Prompt a.
Print the entries below word for word, starting with the first entry and stopping after the line that contains "legend-line-sample-icon (39, 52, 73, 59)".

Passage given.
Democrats did choose the path of decorum. The choice might have been forced on them when an attempted suspension of the filibuster for voting rights legislation was blocked by Senators Joe Manchin and Kyrsten Sinema. But Democrats went down the bipartisan path nonetheless and took it further than many thought possible. Senate supermajorities passed legislation addressing infrastructure, gun safety, Ukraine, hate crimes, domestic violence, semiconductor manufacturing, the postal service, and forced Uyghur labor. Plus, through negotiated bipartisan agreements, the government never shut down, and the debt limit was not breached.

Moreover, several Democratic congressional incumbents survived tight races after stressing bipartisanship in their ads, such as when Georgia Senator Raphael Warnock stood in a vat of peanuts and talked up his bipartisan efforts to lower international trade barriers for peanut exports. Democrats kept control of the Senate and barely lost control of the House. (The net loss of nine House seats was the sixth-best midterm performance by the president’s party of the 20 midterm elections since the end of World War II.)

Bipartisanship might not reliably produce the best policies. And certain bipartisan compromises can be political duds, alienating voters across the ideological spectrum. But the idea of bipartisanship clearly has durable political appeal. And enough elected officials in both parties exist who are willing to engage in bipartisanship—including the Democrats’ longtime legislative bête noire Senate Minority Leader Mitch McConnell—to make its pursuit worth trying.

You Can “Out-Organize Voter Suppression”: Following Trump’s defeat in a high turnout election, several Republican state legislatures—most prominently, Georgia’s—moved to restrict voting access, sometimes admitting that their intent was to help Republicans win. Panicked Democrats sought a federal voting rights bill to neutralize voter-suppression tactics. But by the summer of 2021, anyone could see that Senate Democrats didn’t have the votes to pass their preferred bill, either through regular order or by suspension of the filibuster.

Data provided.

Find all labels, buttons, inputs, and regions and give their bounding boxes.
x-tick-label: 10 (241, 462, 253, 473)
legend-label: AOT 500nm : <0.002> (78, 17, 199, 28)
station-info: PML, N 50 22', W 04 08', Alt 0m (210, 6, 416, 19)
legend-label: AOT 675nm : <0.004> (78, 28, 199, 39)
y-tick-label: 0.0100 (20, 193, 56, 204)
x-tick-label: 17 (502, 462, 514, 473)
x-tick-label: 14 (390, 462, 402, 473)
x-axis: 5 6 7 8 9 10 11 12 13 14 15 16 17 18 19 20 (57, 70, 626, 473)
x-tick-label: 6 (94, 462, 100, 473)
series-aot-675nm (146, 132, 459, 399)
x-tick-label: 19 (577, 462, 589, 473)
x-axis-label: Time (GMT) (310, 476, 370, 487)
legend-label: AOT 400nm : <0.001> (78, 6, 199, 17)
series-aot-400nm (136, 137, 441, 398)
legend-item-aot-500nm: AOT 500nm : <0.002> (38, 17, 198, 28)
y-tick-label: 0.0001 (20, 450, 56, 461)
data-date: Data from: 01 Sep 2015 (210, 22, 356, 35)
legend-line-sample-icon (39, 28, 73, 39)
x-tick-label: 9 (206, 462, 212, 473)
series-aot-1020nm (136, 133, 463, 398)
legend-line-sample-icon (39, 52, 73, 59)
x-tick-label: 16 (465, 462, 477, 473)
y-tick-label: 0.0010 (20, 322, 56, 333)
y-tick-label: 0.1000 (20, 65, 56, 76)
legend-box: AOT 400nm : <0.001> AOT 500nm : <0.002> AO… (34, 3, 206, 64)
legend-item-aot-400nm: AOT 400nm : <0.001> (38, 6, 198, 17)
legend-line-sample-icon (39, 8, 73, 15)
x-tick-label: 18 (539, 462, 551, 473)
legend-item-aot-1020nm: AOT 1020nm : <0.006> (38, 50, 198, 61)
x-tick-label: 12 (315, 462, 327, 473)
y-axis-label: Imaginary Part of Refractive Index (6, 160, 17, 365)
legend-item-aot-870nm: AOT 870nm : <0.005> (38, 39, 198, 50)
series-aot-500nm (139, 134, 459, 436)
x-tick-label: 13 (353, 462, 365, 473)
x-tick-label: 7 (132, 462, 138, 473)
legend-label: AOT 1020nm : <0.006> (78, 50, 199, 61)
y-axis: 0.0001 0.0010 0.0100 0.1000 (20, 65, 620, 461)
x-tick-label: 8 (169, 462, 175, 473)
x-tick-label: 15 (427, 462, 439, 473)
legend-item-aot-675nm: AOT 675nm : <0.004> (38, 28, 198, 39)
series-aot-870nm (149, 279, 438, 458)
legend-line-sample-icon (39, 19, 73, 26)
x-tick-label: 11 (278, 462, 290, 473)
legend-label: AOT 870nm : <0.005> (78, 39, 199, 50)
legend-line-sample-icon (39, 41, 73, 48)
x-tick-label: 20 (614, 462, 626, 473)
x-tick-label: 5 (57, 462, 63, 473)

Prompt b.
Pick up the passage above on Democrats, bipartisanship and voting rights, and keep writing from the point where it stops.

Right answer a.
Find all labels, buttons, inputs, and regions and give their bounding boxes.
x-tick-label: 10 (241, 462, 253, 473)
legend-label: AOT 500nm : <0.002> (78, 17, 199, 28)
station-info: PML, N 50 22', W 04 08', Alt 0m (210, 6, 416, 19)
legend-label: AOT 675nm : <0.004> (78, 28, 199, 39)
y-tick-label: 0.0100 (20, 193, 56, 204)
x-tick-label: 17 (502, 462, 514, 473)
x-tick-label: 14 (390, 462, 402, 473)
x-axis: 5 6 7 8 9 10 11 12 13 14 15 16 17 18 19 20 (57, 70, 626, 473)
x-tick-label: 6 (94, 462, 100, 473)
series-aot-675nm (146, 132, 459, 399)
x-tick-label: 19 (577, 462, 589, 473)
x-axis-label: Time (GMT) (310, 476, 370, 487)
legend-label: AOT 400nm : <0.001> (78, 6, 199, 17)
series-aot-400nm (136, 137, 441, 398)
legend-item-aot-500nm: AOT 500nm : <0.002> (38, 17, 198, 28)
y-tick-label: 0.0001 (20, 450, 56, 461)
data-date: Data from: 01 Sep 2015 (210, 22, 356, 35)
legend-line-sample-icon (39, 28, 73, 39)
x-tick-label: 9 (206, 462, 212, 473)
series-aot-1020nm (136, 133, 463, 398)
legend-line-sample-icon (39, 52, 73, 59)

Right answer b.
So, the Biden administration delicately tried to soothe anxious Democrats that they could win elections anyway. Vice President Kamala Harris delivered a speech in which she explained their strategy: a $25 million Democratic National Committee program to help voters navigate state election laws and to defend voting rights with litigation. “We are going to assemble the largest voter protection team we have ever had,” Harris said, “to ensure that all Americans can vote and have your vote counted in a fair and transparent process.” Reportedly, in private calls with civil rights leaders, White House aides assured Democrats could “out-organize voter suppression.”

The message was not well received. Voting rights activists told Salon.com that the White House talking points were “empty platitudes and statements” and “insulting to the hundreds of thousands of organizers who worked tirelessly to turn out voters.” The head of the New Georgia Project said, “We cannot out-organize partisan takeovers of our election systems when they are sanctioned by law.” The White House shelved such talk and pushed for the voting rights bill, which unsurprisingly was filibustered in January 2022.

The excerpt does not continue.